═══ Dataset excerpts ═══

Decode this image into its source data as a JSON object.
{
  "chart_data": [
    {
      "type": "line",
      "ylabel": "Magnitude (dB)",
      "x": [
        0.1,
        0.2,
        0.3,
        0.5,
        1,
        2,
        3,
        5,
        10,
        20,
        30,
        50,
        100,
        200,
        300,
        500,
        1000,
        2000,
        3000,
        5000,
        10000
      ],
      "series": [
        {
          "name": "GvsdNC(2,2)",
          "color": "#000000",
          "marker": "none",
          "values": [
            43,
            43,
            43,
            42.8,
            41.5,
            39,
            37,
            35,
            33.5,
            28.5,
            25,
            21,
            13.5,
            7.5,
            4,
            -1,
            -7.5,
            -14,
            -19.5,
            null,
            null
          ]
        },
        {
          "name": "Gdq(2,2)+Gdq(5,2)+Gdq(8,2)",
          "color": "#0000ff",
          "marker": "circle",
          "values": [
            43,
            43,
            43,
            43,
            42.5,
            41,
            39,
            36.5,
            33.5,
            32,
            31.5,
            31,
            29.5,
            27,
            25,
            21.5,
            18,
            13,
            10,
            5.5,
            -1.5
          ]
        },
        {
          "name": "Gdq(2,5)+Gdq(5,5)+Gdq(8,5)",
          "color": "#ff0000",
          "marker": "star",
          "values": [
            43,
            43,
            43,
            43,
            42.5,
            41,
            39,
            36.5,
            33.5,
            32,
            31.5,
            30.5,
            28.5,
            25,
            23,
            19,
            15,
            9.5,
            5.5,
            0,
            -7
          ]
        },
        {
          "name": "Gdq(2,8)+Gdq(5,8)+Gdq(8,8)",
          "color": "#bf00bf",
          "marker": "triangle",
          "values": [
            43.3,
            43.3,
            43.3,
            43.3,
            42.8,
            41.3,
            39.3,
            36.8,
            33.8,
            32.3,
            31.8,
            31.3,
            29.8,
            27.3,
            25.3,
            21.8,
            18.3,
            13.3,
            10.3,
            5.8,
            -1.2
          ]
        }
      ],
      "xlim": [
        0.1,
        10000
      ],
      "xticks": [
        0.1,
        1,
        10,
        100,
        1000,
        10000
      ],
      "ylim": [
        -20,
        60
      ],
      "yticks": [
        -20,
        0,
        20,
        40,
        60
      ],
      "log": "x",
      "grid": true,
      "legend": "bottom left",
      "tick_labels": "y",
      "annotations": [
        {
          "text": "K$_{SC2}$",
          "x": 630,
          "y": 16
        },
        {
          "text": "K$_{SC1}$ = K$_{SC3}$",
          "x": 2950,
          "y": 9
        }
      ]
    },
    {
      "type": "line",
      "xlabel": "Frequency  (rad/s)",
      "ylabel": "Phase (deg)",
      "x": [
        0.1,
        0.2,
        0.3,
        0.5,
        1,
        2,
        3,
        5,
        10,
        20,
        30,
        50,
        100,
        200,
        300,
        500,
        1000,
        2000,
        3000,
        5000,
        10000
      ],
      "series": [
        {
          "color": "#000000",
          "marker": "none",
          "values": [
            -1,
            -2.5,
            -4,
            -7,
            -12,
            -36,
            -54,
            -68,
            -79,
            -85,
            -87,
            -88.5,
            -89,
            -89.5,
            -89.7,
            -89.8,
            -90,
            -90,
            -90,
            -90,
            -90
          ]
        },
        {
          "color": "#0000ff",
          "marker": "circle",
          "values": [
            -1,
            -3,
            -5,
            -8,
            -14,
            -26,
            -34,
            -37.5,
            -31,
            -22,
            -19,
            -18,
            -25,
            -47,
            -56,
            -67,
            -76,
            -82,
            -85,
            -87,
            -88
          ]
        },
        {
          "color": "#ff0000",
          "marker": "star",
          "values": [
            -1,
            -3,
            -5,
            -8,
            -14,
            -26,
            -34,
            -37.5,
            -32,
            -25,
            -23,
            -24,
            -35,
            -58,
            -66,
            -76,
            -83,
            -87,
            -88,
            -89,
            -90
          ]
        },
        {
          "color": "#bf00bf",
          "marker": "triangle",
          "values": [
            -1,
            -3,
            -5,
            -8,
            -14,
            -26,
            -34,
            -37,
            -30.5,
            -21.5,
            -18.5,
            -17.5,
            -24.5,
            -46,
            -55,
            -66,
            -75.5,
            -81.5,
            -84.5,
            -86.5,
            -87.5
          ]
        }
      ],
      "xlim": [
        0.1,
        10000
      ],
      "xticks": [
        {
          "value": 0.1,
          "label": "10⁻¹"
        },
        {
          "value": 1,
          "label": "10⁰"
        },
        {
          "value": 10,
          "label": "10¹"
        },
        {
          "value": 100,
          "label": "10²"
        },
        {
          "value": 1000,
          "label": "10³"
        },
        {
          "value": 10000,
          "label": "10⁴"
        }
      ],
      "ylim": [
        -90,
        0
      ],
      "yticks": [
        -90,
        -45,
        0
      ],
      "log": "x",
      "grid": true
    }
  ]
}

═══

* What you need to do *
Reproduce the listing shown above in its entirety, exactly.

* Answer in full *
Decode this image into its source data as a JSON object.
{
  "chart_data": [
    {
      "type": "line",
      "ylabel": "Magnitude (dB)",
      "x": [
        0.1,
        0.2,
        0.3,
        0.5,
        1,
        2,
        3,
        5,
        10,
        20,
        30,
        50,
        100,
        200,
        300,
        500,
        1000,
        2000,
        3000,
        5000,
        10000
      ],
      "series": [
        {
          "name": "GvsdNC(2,2)",
          "color": "#000000",
          "marker": "none",
          "values": [
            43,
            43,
            43,
            42.8,
            41.5,
            39,
            37,
            35,
            33.5,
            28.5,
            25,
            21,
            13.5,
            7.5,
            4,
            -1,
            -7.5,
            -14,
            -19.5,
            null,
            null
          ]
        },
        {
          "name": "Gdq(2,2)+Gdq(5,2)+Gdq(8,2)",
          "color": "#0000ff",
          "marker": "circle",
          "values": [
            43,
            43,
            43,
            43,
            42.5,
            41,
            39,
            36.5,
            33.5,
            32,
            31.5,
            31,
            29.5,
            27,
            25,
            21.5,
            18,
            13,
            10,
            5.5,
            -1.5
          ]
        },
        {
          "name": "Gdq(2,5)+Gdq(5,5)+Gdq(8,5)",
          "color": "#ff0000",
          "marker": "star",
          "values": [
            43,
            43,
            43,
            43,
            42.5,
            41,
            39,
            36.5,
            33.5,
            32,
            31.5,
            30.5,
            28.5,
            25,
            23,
            19,
            15,
            9.5,
            5.5,
            0,
            -7
          ]
        },
        {
          "name": "Gdq(2,8)+Gdq(5,8)+Gdq(8,8)",
          "color": "#bf00bf",
          "marker": "triangle",
          "values": [
            43.3,
            43.3,
            43.3,
            43.3,
            42.8,
            41.3,
            39.3,
            36.8,
            33.8,
            32.3,
            31.8,
            31.3,
            29.8,
            27.3,
            25.3,
            21.8,
            18.3,
            13.3,
            10.3,
            5.8,
            -1.2
          ]
        }
      ],
      "xlim": [
        0.1,
        10000
      ],
      "xticks": [
        0.1,
        1,
        10,
        100,
        1000,
        10000
      ],
      "ylim": [
        -20,
        60
      ],
      "yticks": [
        -20,
        0,
        20,
        40,
        60
      ],
      "log": "x",
      "grid": true,
      "legend": "bottom left",
      "tick_labels": "y",
      "annotations": [
        {
          "text": "K$_{SC2}$",
          "x": 630,
          "y": 16
        },
        {
          "text": "K$_{SC1}$ = K$_{SC3}$",
          "x": 2950,
          "y": 9
        }
      ]
    },
    {
      "type": "line",
      "xlabel": "Frequency  (rad/s)",
      "ylabel": "Phase (deg)",
      "x": [
        0.1,
        0.2,
        0.3,
        0.5,
        1,
        2,
        3,
        5,
        10,
        20,
        30,
        50,
        100,
        200,
        300,
        500,
        1000,
        2000,
        3000,
        5000,
        10000
      ],
      "series": [
        {
          "color": "#000000",
          "marker": "none",
          "values": [
            -1,
            -2.5,
            -4,
            -7,
            -12,
            -36,
            -54,
            -68,
            -79,
            -85,
            -87,
            -88.5,
            -89,
            -89.5,
            -89.7,
            -89.8,
            -90,
            -90,
            -90,
            -90,
            -90
          ]
        },
        {
          "color": "#0000ff",
          "marker": "circle",
          "values": [
            -1,
            -3,
            -5,
            -8,
            -14,
            -26,
            -34,
            -37.5,
            -31,
            -22,
            -19,
            -18,
            -25,
            -47,
            -56,
            -67,
            -76,
            -82,
            -85,
            -87,
            -88
          ]
        },
        {
          "color": "#ff0000",
          "marker": "star",
          "values": [
            -1,
            -3,
            -5,
            -8,
            -14,
            -26,
            -34,
            -37.5,
            -32,
            -25,
            -23,
            -24,
            -35,
            -58,
            -66,
            -76,
            -83,
            -87,
            -88,
            -89,
            -90
          ]
        },
        {
          "color": "#bf00bf",
          "marker": "triangle",
          "values": [
            -1,
            -3,
            -5,
            -8,
            -14,
            -26,
            -34,
            -37,
            -30.5,
            -21.5,
            -18.5,
            -17.5,
            -24.5,
            -46,
            -55,
            -66,
            -75.5,
            -81.5,
            -84.5,
            -86.5,
            -87.5
          ]
        }
      ],
      "xlim": [
        0.1,
        10000
      ],
      "xticks": [
        {
          "value": 0.1,
          "label": "10⁻¹"
        },
        {
          "value": 1,
          "label": "10⁰"
        },
        {
          "value": 10,
          "label": "10¹"
        },
        {
          "value": 100,
          "label": "10²"
        },
        {
          "value": 1000,
          "label": "10³"
        },
        {
          "value": 10000,
          "label": "10⁴"
        }
      ],
      "ylim": [
        -90,
        0
      ],
      "yticks": [
        -90,
        -45,
        0
      ],
      "log": "x",
      "grid": true
    }
  ]
}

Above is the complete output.